Excerpts from a figure dataset:
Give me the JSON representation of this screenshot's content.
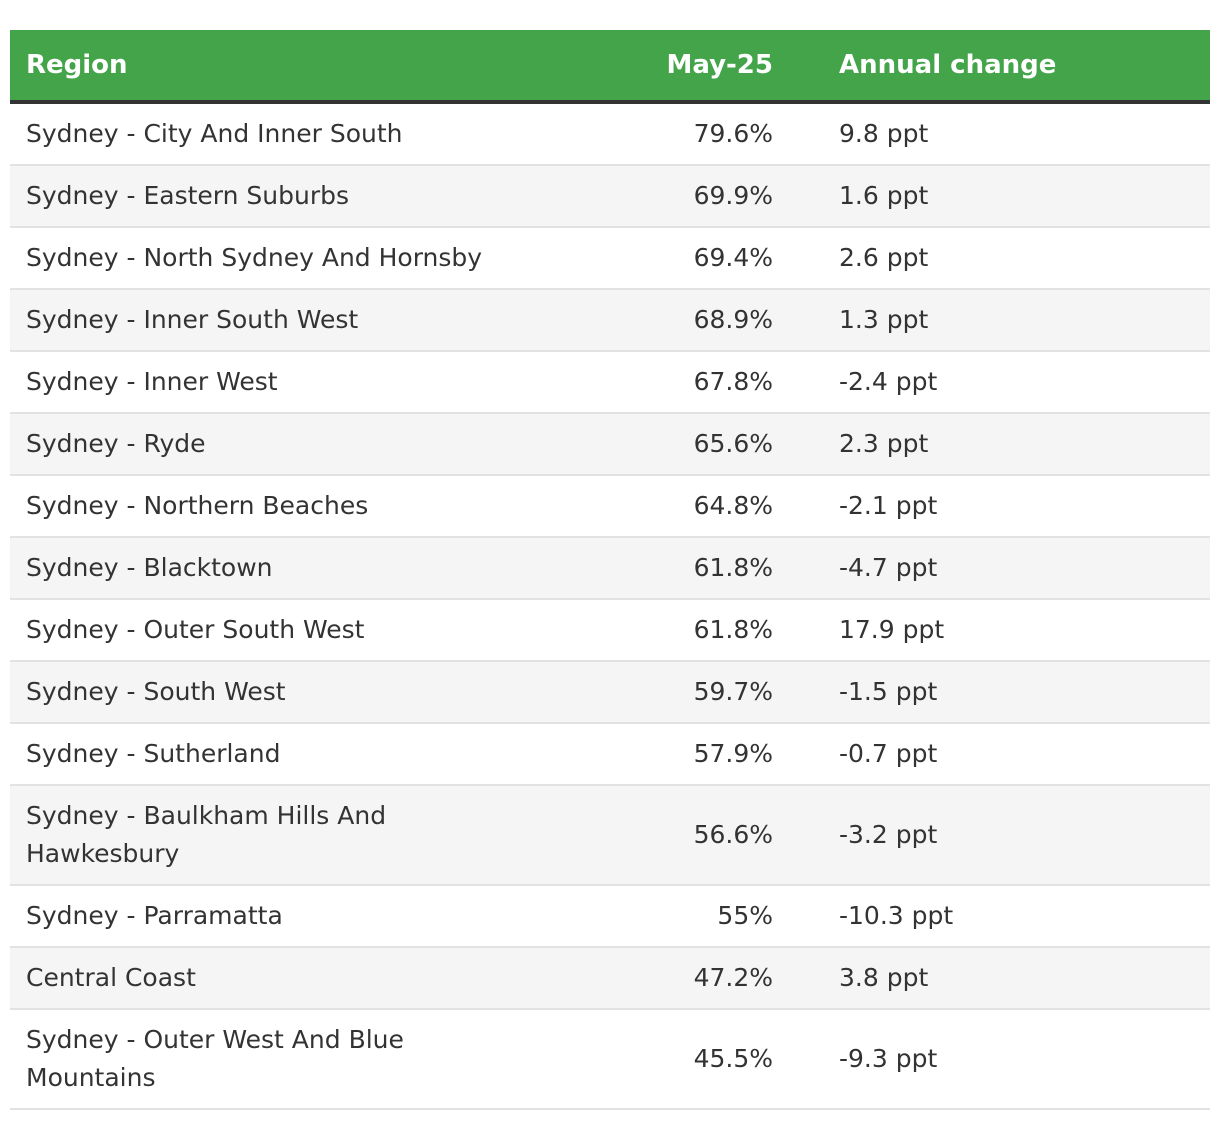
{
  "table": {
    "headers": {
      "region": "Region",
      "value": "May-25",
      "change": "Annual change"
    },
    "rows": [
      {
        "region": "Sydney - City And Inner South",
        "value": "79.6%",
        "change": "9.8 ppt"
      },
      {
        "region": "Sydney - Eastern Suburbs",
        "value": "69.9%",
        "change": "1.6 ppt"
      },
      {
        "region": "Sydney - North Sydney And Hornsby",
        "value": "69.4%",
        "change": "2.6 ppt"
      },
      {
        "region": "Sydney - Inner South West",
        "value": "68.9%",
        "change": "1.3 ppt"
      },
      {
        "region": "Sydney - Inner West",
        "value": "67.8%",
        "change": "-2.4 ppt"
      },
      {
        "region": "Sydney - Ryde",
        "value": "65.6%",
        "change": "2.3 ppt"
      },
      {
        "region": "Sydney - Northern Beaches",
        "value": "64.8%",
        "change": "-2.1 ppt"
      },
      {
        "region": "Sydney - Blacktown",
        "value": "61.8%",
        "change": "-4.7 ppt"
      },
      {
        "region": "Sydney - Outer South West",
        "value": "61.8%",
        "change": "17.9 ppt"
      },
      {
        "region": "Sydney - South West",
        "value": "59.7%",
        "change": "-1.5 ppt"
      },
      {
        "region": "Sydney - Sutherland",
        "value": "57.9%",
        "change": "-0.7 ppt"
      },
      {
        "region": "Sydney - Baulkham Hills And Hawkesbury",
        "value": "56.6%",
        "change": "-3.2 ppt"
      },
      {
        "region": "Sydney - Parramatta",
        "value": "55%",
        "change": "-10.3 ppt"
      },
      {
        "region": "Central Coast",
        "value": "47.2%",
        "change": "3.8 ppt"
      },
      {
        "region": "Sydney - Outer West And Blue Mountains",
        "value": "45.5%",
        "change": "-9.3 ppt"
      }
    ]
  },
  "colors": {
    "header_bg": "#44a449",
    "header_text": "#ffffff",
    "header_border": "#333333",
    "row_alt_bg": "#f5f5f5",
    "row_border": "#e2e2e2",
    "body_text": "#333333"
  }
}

**Stated task:** State how many lines of the listing include the word "South". Reply with the number alone.

**Answer:** 4